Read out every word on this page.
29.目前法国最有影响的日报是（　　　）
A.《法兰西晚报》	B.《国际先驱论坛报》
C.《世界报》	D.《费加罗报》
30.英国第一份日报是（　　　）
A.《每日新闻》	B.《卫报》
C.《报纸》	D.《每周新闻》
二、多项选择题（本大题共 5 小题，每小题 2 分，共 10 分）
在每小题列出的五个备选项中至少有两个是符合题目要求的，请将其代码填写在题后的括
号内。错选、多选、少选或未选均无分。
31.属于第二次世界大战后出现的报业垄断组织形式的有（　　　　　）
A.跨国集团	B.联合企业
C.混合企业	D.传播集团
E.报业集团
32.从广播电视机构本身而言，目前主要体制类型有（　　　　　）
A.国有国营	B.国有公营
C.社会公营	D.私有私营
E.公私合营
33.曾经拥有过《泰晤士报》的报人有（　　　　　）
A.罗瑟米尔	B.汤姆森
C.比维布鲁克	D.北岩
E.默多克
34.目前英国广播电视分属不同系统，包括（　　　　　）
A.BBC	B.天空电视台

━━━━━━

What is asked -
Quote the material exactly, leaving nothing out.

Solved problem -
Read out every word on this page.
29.目前法国最有影响的日报是（　　　）
A.《法兰西晚报》	B.《国际先驱论坛报》
C.《世界报》	D.《费加罗报》
30.英国第一份日报是（　　　）
A.《每日新闻》	B.《卫报》
C.《报纸》	D.《每周新闻》
二、多项选择题（本大题共 5 小题，每小题 2 分，共 10 分）
在每小题列出的五个备选项中至少有两个是符合题目要求的，请将其代码填写在题后的括
号内。错选、多选、少选或未选均无分。
31.属于第二次世界大战后出现的报业垄断组织形式的有（　　　　　）
A.跨国集团	B.联合企业
C.混合企业	D.传播集团
E.报业集团
32.从广播电视机构本身而言，目前主要体制类型有（　　　　　）
A.国有国营	B.国有公营
C.社会公营	D.私有私营
E.公私合营
33.曾经拥有过《泰晤士报》的报人有（　　　　　）
A.罗瑟米尔	B.汤姆森
C.比维布鲁克	D.北岩
E.默多克
34.目前英国广播电视分属不同系统，包括（　　　　　）
A.BBC	B.天空电视台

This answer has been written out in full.